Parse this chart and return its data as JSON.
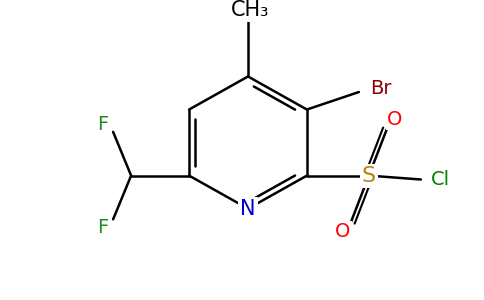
{
  "background_color": "#ffffff",
  "bond_color": "#000000",
  "bond_lw": 1.8,
  "figsize": [
    4.84,
    3.0
  ],
  "dpi": 100,
  "xlim": [
    0,
    484
  ],
  "ylim": [
    0,
    300
  ],
  "ch3_color": "#000000",
  "br_color": "#8B0000",
  "n_color": "#0000cc",
  "f_color": "#228B22",
  "s_color": "#b8860b",
  "o_color": "#ff0000",
  "cl_color": "#008000",
  "font_size": 14
}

**********

In the copy, include no pictures; restate the listing above exactly.

### In response
Parse this chart and return its data as JSON.
{
  "background_color": "#ffffff",
  "bond_color": "#000000",
  "bond_lw": 1.8,
  "figsize": [
    4.84,
    3.0
  ],
  "dpi": 100,
  "xlim": [
    0,
    484
  ],
  "ylim": [
    0,
    300
  ],
  "ch3_color": "#000000",
  "br_color": "#8B0000",
  "n_color": "#0000cc",
  "f_color": "#228B22",
  "s_color": "#b8860b",
  "o_color": "#ff0000",
  "cl_color": "#008000",
  "font_size": 14
}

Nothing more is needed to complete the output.